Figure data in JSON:
start
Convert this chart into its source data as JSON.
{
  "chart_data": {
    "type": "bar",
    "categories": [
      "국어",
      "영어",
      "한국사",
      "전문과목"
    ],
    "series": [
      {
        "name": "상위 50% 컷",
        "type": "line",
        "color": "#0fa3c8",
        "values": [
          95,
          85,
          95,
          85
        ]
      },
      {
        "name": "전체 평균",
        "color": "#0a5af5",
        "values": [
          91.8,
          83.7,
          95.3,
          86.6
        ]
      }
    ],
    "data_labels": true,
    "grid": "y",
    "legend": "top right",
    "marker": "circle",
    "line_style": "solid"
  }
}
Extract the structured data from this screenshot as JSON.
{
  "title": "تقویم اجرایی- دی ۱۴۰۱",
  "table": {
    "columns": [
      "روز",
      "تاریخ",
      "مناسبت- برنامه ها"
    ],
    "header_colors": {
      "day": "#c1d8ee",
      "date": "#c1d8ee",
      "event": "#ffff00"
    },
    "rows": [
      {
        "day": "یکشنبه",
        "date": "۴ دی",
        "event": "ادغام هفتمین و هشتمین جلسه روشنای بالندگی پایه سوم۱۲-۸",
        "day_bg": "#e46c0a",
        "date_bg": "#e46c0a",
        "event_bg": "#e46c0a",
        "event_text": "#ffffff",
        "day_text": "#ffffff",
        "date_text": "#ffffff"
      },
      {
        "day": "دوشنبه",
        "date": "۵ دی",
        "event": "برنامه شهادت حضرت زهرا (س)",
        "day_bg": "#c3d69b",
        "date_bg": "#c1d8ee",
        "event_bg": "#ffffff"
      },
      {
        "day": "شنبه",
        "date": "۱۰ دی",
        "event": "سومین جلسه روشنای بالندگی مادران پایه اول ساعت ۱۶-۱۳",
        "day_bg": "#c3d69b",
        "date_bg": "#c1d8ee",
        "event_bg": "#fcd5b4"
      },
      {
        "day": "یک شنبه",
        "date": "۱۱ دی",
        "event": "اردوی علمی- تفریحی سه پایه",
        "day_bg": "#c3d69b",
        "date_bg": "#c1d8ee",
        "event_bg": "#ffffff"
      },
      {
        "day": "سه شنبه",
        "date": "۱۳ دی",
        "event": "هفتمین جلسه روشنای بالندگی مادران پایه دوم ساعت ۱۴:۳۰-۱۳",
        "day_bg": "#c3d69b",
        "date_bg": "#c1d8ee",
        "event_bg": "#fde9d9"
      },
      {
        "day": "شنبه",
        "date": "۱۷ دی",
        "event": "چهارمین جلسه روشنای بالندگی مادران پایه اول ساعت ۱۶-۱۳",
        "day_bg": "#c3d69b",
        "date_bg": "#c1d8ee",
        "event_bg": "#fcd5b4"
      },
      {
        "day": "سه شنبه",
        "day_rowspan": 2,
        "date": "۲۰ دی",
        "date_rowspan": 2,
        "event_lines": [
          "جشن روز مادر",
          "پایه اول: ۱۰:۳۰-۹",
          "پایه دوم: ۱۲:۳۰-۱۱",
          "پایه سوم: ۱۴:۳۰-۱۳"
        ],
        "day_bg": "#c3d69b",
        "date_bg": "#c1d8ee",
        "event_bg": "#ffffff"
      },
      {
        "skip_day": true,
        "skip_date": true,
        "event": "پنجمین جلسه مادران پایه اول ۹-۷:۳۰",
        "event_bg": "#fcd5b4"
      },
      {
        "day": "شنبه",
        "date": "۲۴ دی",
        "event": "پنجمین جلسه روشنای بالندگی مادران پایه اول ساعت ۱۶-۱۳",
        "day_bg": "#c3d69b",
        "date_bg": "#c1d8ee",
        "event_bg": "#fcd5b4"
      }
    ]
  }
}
end
INSTRUCTION: Retype the material above, line by line, exactly.

TASK OUTPUT:
Convert this chart into its source data as JSON.
{
  "chart_data": {
    "type": "bar",
    "categories": [
      "국어",
      "영어",
      "한국사",
      "전문과목"
    ],
    "series": [
      {
        "name": "상위 50% 컷",
        "type": "line",
        "color": "#0fa3c8",
        "values": [
          95,
          85,
          95,
          85
        ]
      },
      {
        "name": "전체 평균",
        "color": "#0a5af5",
        "values": [
          91.8,
          83.7,
          95.3,
          86.6
        ]
      }
    ],
    "data_labels": true,
    "grid": "y",
    "legend": "top right",
    "marker": "circle",
    "line_style": "solid"
  }
}
Extract the structured data from this screenshot as JSON.
{
  "title": "تقویم اجرایی- دی ۱۴۰۱",
  "table": {
    "columns": [
      "روز",
      "تاریخ",
      "مناسبت- برنامه ها"
    ],
    "header_colors": {
      "day": "#c1d8ee",
      "date": "#c1d8ee",
      "event": "#ffff00"
    },
    "rows": [
      {
        "day": "یکشنبه",
        "date": "۴ دی",
        "event": "ادغام هفتمین و هشتمین جلسه روشنای بالندگی پایه سوم۱۲-۸",
        "day_bg": "#e46c0a",
        "date_bg": "#e46c0a",
        "event_bg": "#e46c0a",
        "event_text": "#ffffff",
        "day_text": "#ffffff",
        "date_text": "#ffffff"
      },
      {
        "day": "دوشنبه",
        "date": "۵ دی",
        "event": "برنامه شهادت حضرت زهرا (س)",
        "day_bg": "#c3d69b",
        "date_bg": "#c1d8ee",
        "event_bg": "#ffffff"
      },
      {
        "day": "شنبه",
        "date": "۱۰ دی",
        "event": "سومین جلسه روشنای بالندگی مادران پایه اول ساعت ۱۶-۱۳",
        "day_bg": "#c3d69b",
        "date_bg": "#c1d8ee",
        "event_bg": "#fcd5b4"
      },
      {
        "day": "یک شنبه",
        "date": "۱۱ دی",
        "event": "اردوی علمی- تفریحی سه پایه",
        "day_bg": "#c3d69b",
        "date_bg": "#c1d8ee",
        "event_bg": "#ffffff"
      },
      {
        "day": "سه شنبه",
        "date": "۱۳ دی",
        "event": "هفتمین جلسه روشنای بالندگی مادران پایه دوم ساعت ۱۴:۳۰-۱۳",
        "day_bg": "#c3d69b",
        "date_bg": "#c1d8ee",
        "event_bg": "#fde9d9"
      },
      {
        "day": "شنبه",
        "date": "۱۷ دی",
        "event": "چهارمین جلسه روشنای بالندگی مادران پایه اول ساعت ۱۶-۱۳",
        "day_bg": "#c3d69b",
        "date_bg": "#c1d8ee",
        "event_bg": "#fcd5b4"
      },
      {
        "day": "سه شنبه",
        "day_rowspan": 2,
        "date": "۲۰ دی",
        "date_rowspan": 2,
        "event_lines": [
          "جشن روز مادر",
          "پایه اول: ۱۰:۳۰-۹",
          "پایه دوم: ۱۲:۳۰-۱۱",
          "پایه سوم: ۱۴:۳۰-۱۳"
        ],
        "day_bg": "#c3d69b",
        "date_bg": "#c1d8ee",
        "event_bg": "#ffffff"
      },
      {
        "skip_day": true,
        "skip_date": true,
        "event": "پنجمین جلسه مادران پایه اول ۹-۷:۳۰",
        "event_bg": "#fcd5b4"
      },
      {
        "day": "شنبه",
        "date": "۲۴ دی",
        "event": "پنجمین جلسه روشنای بالندگی مادران پایه اول ساعت ۱۶-۱۳",
        "day_bg": "#c3d69b",
        "date_bg": "#c1d8ee",
        "event_bg": "#fcd5b4"
      }
    ]
  }
}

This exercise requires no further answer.